Extracted data:
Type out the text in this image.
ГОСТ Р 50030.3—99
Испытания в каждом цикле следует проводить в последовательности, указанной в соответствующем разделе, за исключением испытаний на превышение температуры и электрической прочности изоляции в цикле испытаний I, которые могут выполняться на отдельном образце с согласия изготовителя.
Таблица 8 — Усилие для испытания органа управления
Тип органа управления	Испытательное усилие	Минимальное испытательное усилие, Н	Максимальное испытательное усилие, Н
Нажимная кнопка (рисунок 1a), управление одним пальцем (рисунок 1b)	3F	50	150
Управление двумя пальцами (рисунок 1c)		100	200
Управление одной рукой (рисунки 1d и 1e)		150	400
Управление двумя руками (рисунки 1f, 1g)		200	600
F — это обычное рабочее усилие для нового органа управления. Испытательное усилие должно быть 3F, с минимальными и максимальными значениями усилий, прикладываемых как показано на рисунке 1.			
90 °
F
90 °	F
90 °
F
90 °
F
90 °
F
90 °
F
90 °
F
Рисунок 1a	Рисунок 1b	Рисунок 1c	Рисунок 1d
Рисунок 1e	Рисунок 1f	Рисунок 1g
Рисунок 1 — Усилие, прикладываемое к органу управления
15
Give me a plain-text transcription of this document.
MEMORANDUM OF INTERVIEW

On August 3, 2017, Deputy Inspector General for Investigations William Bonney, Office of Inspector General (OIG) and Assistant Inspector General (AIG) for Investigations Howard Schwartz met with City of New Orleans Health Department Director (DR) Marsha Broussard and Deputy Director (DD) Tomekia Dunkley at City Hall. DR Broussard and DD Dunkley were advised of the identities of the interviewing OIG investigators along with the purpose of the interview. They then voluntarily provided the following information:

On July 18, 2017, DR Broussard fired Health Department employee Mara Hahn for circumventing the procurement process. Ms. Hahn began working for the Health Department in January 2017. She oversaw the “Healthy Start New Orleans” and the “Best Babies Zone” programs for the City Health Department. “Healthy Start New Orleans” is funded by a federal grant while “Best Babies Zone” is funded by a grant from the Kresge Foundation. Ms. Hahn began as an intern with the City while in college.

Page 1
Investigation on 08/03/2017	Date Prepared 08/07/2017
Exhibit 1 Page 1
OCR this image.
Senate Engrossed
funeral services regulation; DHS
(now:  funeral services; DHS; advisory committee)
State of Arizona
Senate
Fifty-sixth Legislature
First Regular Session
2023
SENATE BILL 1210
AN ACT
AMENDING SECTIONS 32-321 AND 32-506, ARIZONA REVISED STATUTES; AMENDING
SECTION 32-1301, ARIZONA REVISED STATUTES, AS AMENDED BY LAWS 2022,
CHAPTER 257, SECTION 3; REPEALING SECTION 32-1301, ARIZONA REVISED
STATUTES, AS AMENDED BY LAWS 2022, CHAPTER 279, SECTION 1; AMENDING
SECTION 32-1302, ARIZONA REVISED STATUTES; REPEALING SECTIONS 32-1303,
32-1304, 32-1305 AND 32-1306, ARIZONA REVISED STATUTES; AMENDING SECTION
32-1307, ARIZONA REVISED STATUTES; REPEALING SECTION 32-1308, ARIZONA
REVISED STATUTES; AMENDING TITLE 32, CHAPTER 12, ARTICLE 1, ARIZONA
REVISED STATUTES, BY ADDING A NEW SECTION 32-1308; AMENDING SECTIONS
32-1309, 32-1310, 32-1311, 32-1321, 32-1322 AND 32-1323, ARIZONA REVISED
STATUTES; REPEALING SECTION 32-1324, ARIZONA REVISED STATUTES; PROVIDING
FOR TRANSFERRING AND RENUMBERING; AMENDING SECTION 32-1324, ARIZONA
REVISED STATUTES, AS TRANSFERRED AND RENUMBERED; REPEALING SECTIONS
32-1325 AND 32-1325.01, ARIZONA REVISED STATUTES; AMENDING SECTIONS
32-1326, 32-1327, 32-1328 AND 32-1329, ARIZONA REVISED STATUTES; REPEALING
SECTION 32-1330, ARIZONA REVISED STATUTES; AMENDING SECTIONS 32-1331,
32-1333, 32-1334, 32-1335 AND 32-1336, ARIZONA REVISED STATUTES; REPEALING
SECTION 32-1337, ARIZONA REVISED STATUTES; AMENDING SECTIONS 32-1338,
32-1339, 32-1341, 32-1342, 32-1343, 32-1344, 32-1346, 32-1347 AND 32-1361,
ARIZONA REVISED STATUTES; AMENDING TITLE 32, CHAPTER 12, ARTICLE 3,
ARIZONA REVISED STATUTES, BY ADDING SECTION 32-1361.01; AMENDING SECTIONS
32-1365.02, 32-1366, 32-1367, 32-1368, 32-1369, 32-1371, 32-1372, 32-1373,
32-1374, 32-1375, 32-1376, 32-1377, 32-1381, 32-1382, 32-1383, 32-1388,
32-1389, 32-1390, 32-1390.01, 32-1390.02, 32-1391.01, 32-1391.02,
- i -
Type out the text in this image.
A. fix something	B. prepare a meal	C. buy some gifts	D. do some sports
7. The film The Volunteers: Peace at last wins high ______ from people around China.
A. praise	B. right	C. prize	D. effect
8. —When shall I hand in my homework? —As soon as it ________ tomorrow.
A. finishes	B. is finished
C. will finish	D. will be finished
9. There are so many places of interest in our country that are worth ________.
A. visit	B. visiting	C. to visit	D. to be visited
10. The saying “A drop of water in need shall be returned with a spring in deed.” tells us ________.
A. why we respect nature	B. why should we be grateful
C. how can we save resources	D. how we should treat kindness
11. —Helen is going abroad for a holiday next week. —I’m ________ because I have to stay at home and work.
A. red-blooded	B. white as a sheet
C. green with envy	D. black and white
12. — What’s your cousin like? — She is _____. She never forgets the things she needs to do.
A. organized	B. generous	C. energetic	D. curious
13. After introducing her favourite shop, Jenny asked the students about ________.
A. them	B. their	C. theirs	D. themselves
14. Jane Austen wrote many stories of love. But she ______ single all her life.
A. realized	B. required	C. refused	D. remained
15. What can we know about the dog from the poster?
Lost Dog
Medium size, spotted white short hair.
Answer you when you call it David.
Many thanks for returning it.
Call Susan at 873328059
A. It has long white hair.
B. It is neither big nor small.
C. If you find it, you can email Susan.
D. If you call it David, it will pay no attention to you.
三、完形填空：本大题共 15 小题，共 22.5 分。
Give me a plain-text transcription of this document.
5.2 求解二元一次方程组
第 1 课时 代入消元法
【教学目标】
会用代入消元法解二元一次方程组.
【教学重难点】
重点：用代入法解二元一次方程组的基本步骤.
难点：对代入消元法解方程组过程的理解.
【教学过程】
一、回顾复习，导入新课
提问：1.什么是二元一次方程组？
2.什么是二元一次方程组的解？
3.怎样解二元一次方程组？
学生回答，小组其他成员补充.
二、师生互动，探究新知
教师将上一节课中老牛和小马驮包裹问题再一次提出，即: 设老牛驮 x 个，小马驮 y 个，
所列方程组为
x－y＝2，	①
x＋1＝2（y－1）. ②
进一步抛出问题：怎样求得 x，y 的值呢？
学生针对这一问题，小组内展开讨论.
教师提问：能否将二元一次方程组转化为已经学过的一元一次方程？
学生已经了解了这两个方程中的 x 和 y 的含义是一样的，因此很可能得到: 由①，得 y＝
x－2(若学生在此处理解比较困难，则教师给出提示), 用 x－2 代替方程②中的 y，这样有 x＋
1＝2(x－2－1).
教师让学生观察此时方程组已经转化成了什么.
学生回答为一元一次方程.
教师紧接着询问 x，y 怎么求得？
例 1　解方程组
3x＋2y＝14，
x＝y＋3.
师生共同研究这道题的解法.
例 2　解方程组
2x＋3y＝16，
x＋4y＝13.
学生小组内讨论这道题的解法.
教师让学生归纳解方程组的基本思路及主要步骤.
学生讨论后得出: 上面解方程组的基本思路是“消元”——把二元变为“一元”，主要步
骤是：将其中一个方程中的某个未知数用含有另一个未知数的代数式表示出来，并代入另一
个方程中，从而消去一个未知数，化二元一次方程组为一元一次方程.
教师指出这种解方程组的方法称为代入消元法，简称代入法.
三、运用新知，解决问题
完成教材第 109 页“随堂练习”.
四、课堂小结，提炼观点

Set task: Where a line contains the string "ADDING", extract that line.

Answer to this task:
REVISED STATUTES, BY ADDING A NEW SECTION 32-1308; AMENDING SECTIONS
ARIZONA REVISED STATUTES, BY ADDING SECTION 32-1361.01; AMENDING SECTIONS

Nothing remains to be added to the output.